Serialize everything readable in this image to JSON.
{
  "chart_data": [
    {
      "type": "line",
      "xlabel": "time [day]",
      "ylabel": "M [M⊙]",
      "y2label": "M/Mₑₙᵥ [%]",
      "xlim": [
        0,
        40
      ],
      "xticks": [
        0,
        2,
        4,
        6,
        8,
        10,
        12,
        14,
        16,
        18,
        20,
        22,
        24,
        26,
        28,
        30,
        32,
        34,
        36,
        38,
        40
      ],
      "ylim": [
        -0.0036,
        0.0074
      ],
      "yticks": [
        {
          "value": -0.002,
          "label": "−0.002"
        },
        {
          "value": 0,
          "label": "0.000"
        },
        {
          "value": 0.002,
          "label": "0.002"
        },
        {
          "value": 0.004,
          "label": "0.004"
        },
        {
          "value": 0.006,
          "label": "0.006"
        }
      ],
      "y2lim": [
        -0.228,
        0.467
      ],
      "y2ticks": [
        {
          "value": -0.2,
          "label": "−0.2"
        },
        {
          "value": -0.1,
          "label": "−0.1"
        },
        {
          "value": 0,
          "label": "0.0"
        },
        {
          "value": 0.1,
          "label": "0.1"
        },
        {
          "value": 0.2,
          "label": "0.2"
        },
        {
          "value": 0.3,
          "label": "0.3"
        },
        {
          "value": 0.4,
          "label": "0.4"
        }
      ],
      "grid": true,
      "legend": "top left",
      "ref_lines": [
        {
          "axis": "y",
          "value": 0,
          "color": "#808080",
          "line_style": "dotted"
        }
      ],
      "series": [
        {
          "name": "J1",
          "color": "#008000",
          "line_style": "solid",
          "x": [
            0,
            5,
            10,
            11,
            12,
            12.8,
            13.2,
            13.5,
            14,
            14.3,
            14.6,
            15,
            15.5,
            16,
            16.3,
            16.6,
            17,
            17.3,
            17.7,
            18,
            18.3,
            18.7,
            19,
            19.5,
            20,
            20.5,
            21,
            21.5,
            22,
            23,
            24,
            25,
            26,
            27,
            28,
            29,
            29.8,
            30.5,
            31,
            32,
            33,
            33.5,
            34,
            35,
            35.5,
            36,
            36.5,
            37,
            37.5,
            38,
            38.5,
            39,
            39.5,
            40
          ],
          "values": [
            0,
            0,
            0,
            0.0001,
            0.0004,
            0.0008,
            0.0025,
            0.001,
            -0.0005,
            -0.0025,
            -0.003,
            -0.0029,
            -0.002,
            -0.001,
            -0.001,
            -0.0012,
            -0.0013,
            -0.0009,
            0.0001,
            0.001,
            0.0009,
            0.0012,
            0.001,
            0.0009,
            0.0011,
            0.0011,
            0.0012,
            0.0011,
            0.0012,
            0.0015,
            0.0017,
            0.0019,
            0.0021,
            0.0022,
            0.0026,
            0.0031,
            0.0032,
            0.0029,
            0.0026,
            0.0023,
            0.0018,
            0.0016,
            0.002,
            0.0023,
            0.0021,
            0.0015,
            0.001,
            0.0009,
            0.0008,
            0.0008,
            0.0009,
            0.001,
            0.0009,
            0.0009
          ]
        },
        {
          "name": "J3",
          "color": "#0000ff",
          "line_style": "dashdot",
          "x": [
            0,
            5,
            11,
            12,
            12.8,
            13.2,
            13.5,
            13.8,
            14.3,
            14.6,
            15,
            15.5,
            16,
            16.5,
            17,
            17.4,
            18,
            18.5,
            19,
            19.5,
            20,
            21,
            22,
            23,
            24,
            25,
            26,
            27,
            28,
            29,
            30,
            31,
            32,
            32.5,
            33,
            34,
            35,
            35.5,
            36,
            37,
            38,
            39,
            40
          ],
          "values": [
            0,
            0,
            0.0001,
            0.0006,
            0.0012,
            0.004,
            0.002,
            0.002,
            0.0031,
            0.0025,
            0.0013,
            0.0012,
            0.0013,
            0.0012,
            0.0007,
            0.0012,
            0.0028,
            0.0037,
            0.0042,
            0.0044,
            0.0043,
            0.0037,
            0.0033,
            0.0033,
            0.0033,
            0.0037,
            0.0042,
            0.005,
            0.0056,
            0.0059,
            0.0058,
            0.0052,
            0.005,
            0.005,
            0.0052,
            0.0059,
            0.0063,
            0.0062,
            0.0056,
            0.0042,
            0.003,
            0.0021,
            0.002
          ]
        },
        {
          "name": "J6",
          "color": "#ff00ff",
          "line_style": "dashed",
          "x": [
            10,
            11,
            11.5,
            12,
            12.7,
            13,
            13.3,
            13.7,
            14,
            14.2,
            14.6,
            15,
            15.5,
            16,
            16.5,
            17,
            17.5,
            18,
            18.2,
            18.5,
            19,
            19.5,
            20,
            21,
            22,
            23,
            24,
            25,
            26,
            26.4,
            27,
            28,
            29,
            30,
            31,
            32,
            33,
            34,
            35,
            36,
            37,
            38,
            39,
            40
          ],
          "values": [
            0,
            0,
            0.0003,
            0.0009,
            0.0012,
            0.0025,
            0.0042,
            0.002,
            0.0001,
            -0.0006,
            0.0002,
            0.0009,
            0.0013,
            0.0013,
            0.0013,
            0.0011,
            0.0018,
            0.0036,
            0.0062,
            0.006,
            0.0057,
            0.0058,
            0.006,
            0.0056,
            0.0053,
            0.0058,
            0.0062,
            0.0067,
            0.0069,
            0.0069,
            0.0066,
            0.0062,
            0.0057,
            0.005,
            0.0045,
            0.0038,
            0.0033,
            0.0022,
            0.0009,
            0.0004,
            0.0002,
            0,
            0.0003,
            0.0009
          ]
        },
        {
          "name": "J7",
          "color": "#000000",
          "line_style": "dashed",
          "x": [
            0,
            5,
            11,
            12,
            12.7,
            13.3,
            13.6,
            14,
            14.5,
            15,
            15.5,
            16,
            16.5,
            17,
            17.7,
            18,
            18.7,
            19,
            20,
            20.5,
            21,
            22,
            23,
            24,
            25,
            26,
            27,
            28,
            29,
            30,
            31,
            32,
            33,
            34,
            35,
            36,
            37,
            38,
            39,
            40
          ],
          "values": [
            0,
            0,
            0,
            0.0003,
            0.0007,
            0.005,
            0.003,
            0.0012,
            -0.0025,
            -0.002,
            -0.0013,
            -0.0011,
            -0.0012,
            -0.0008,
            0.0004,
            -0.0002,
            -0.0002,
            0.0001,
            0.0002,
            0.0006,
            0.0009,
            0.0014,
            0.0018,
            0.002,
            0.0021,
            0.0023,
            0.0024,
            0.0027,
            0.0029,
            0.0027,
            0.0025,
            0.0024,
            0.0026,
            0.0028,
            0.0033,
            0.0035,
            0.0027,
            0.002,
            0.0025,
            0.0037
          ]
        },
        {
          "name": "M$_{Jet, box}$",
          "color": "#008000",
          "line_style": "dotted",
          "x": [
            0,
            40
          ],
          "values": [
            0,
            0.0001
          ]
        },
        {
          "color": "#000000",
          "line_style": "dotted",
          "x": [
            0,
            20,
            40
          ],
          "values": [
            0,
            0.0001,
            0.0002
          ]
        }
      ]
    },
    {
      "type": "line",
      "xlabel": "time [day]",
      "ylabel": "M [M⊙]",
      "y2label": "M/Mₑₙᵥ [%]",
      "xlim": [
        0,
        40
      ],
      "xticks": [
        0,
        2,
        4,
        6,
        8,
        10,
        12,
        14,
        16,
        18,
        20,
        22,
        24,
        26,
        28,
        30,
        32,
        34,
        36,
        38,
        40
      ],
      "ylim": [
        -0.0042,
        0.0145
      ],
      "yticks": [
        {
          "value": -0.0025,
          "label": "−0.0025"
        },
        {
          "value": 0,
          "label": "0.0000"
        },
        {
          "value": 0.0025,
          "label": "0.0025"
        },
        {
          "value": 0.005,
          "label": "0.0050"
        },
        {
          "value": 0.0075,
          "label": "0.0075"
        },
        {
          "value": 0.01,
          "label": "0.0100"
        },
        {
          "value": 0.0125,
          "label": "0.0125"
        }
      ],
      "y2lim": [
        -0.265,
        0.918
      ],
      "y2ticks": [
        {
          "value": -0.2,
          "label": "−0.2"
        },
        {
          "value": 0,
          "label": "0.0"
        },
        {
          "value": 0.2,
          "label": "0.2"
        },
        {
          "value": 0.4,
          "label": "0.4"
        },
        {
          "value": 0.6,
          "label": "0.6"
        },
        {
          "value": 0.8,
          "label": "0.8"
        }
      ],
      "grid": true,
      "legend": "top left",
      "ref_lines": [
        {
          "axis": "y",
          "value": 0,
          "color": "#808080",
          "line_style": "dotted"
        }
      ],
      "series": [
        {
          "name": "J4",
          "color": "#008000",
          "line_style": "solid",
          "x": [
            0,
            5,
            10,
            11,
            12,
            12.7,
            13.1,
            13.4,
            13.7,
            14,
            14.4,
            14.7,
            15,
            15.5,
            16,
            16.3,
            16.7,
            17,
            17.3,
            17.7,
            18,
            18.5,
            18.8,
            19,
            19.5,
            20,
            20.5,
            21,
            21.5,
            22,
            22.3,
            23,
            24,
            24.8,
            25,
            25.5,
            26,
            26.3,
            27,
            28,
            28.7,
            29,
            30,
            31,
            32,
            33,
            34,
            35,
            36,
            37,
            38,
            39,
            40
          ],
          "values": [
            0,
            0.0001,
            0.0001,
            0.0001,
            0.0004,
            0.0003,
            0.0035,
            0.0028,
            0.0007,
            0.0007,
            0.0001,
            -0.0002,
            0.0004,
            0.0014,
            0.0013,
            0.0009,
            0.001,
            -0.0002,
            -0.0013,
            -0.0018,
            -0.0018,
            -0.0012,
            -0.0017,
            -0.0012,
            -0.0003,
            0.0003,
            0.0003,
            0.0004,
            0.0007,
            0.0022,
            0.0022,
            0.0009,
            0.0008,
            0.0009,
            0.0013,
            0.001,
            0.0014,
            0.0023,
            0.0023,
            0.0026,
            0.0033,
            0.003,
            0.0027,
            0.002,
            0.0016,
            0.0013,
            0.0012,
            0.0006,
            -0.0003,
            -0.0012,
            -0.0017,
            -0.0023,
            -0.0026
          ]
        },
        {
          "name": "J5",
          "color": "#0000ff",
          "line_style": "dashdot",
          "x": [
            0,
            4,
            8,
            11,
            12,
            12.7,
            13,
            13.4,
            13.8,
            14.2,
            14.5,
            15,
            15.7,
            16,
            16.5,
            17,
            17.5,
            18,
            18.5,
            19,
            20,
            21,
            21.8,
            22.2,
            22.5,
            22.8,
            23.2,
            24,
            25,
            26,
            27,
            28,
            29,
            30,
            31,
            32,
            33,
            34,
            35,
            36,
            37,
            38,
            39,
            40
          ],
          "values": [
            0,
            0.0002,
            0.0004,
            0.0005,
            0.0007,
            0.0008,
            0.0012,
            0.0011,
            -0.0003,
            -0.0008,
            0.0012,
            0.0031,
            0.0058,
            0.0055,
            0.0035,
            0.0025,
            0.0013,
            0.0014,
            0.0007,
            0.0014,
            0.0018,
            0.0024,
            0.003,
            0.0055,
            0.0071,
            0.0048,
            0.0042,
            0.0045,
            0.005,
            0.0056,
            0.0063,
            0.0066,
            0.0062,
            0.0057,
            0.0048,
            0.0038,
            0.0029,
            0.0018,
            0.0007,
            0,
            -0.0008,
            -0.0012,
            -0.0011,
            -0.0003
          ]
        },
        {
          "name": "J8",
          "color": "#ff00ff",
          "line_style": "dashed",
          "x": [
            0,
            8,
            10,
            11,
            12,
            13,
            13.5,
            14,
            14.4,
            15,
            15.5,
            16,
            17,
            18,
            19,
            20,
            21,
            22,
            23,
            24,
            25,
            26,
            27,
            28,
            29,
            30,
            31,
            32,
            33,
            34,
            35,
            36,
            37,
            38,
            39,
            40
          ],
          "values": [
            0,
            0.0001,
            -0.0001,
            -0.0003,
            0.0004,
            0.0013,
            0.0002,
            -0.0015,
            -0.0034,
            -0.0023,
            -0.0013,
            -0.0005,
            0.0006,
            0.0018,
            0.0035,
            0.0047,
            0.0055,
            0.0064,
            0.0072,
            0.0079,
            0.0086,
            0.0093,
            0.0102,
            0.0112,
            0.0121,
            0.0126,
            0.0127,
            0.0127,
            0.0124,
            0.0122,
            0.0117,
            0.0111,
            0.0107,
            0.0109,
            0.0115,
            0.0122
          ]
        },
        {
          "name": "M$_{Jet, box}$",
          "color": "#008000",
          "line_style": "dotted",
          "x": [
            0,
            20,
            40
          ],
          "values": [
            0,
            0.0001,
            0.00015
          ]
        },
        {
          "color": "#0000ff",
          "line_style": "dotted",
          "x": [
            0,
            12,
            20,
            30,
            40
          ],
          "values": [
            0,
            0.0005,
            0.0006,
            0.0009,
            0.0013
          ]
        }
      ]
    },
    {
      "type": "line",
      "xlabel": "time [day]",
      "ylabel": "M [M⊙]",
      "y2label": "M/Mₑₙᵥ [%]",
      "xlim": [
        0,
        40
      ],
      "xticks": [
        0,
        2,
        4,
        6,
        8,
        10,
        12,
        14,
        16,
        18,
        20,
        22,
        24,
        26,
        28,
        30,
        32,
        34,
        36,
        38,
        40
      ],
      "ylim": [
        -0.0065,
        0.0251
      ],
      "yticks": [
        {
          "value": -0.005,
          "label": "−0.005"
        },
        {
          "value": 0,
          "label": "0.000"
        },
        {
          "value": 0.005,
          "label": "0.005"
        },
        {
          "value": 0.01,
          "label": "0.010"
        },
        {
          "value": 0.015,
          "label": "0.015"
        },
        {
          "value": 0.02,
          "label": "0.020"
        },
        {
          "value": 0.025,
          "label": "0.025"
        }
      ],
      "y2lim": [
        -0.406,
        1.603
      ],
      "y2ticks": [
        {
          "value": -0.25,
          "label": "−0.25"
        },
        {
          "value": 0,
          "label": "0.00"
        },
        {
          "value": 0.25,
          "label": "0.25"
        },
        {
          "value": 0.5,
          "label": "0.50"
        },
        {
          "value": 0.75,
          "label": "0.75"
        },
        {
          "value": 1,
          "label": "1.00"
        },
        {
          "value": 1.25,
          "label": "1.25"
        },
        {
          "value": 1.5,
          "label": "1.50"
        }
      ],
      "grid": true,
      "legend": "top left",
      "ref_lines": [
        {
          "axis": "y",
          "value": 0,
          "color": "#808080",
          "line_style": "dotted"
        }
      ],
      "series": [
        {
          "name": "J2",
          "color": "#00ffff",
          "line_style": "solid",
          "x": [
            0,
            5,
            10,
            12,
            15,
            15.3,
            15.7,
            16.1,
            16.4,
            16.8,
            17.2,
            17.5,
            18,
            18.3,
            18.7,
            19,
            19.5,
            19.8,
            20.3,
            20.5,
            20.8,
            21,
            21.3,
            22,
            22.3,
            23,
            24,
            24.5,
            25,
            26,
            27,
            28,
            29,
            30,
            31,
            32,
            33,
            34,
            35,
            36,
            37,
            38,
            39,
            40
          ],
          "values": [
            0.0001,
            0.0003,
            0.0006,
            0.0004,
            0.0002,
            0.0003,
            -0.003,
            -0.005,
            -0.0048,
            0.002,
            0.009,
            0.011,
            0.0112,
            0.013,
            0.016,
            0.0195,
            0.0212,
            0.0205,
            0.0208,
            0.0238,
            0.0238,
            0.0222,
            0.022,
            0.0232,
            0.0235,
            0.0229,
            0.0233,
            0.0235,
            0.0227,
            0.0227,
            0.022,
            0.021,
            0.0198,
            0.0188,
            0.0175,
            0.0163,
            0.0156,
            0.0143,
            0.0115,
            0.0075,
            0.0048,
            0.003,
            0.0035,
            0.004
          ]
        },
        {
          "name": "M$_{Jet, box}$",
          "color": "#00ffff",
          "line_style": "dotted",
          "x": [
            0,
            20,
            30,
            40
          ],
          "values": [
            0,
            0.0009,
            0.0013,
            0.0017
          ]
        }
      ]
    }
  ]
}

• • • •

▶ **SET PROBLEM**
Pick out, from the lines above, every one that contains the string "name".

▶ **CORRECT ANSWER**
          "name": "J1",
          "name": "J3",
          "name": "J6",
          "name": "J7",
          "name": "M$_{Jet, box}$",
          "name": "J4",
          "name": "J5",
          "name": "J8",
          "name": "M$_{Jet, box}$",
          "name": "J2",
          "name": "M$_{Jet, box}$",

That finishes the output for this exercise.